Provided information
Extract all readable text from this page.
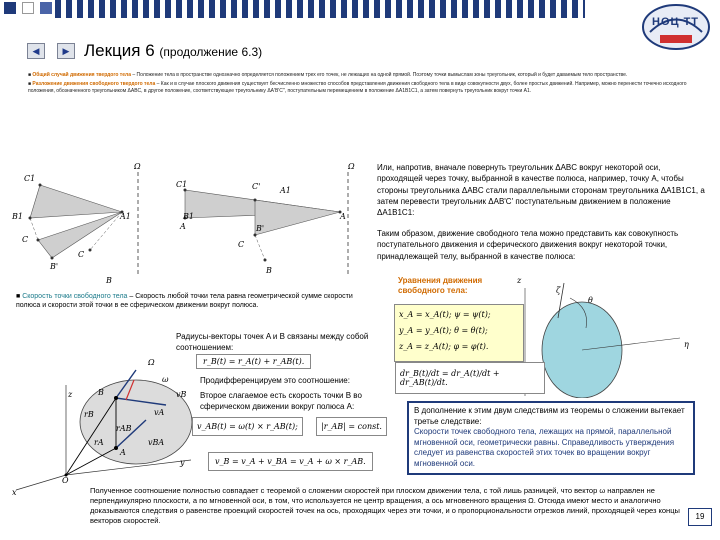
НОЦ ТТ
◀	▶ Лекция 6 (продолжение 6.3)
■ Общий случай движения твердого тела – Положение тела в пространстве однозначно определяется положением трех его точек, не лежащих на одной прямой. Поэтому точки вымыслам зоны треугольник, который и будет даваемым тело пространстве.
■ Разложение движения свободного твердого тела – Как и в случае плоского движения существует бесчисленно множество способов представления движения свободного тела в виде совокупности двух, более простых движений. Например, можно перенести точечно исходного положения, обозначенного треугольником ΔABC, в другое положение, соответствующее треугольнику ΔA'B'C'', поступательным перемещением в положение ΔA1B1C1, а затем повернуть треугольник вокруг точки A1.
Ω	Ω
C1
B1	A1
C
C
B'
B
C1	C' A1
B1
A	B'
A
C
B
Или, напротив, вначале повернуть треугольник ΔABC вокруг некоторой оси, проходящей через точку, выбранной в качестве полюса, например, точку A, чтобы стороны треугольника ΔABC стали параллельными сторонам треугольника ΔA1B1C1, а затем перевести треугольник ΔAB'C' поступательным движением в положение ΔA1B1C1:
Таким образом, движение свободного тела можно представить как совокупность поступательного движения и сферического движения вокруг некоторой точки, принадлежащей телу, выбранной в качестве полюса:
■ Скорость точки свободного тела – Скорость любой точки тела равна геометрической сумме скорости полюса и скорости этой точки в ее сферическом движении вокруг полюса.
Уравнения движения свободного тела:
x_A = x_A(t); ψ = ψ(t);
y_A = y_A(t); θ = θ(t);
z_A = z_A(t); φ = φ(t).
z
ζ
θ
η
Радиусы-векторы точек A и B связаны между собой соотношением:
r_B(t) = r_A(t) + r_AB(t).
Ω
ω
z	B	vB
rB	vA
rAB
vBA
rA
A
y
O
x
Продифференцируем это соотношение:
dr_B(t)/dt = dr_A(t)/dt + dr_AB(t)/dt.
Второе слагаемое есть скорость точки B во сферическом движении вокруг полюса A:
v_AB(t) = ω(t) × r_AB(t);	|r_AB| = const.
v_B = v_A + v_BA = v_A + ω × r_AB.
В дополнение к этим двум следствиям из теоремы о сложении вытекает третье следствие:
Скорости точек свободного тела, лежащих на прямой, параллельной мгновенной оси, геометрически равны. Справедливость утверждения следует из равенства скоростей этих точек во вращении вокруг мгновенной оси.
Полученное соотношение полностью совпадает с теоремой о сложении скоростей при плоском движении тела, с той лишь разницей, что вектор ω направлен не перпендикулярно плоскости, а по мгновенной оси, в том, что используется не центр вращения, а ось мгновенного вращения Ω. Отсюда имеют место и аналогично доказываются следствия о равенстве проекций скоростей точек на ось, проходящих через эти точки, и о пропорциональности отрезков линий, проходящей через концы векторов скоростей.	19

Exercise instructions
All lines that include "поступательным" are to be gathered and copied.

Response
■ Разложение движения свободного твердого тела – Как и в случае плоского движения существует бесчисленно множество способов представления движения свободного тела в виде совокупности двух, более простых движений. Например, можно перенести точечно исходного положения, обозначенного треугольником ΔABC, в другое положение, соответствующее треугольнику ΔA'B'C'', поступательным перемещением в положение ΔA1B1C1, а затем повернуть треугольник вокруг точки A1.
Или, напротив, вначале повернуть треугольник ΔABC вокруг некоторой оси, проходящей через точку, выбранной в качестве полюса, например, точку A, чтобы стороны треугольника ΔABC стали параллельными сторонам треугольника ΔA1B1C1, а затем перевести треугольник ΔAB'C' поступательным движением в положение ΔA1B1C1:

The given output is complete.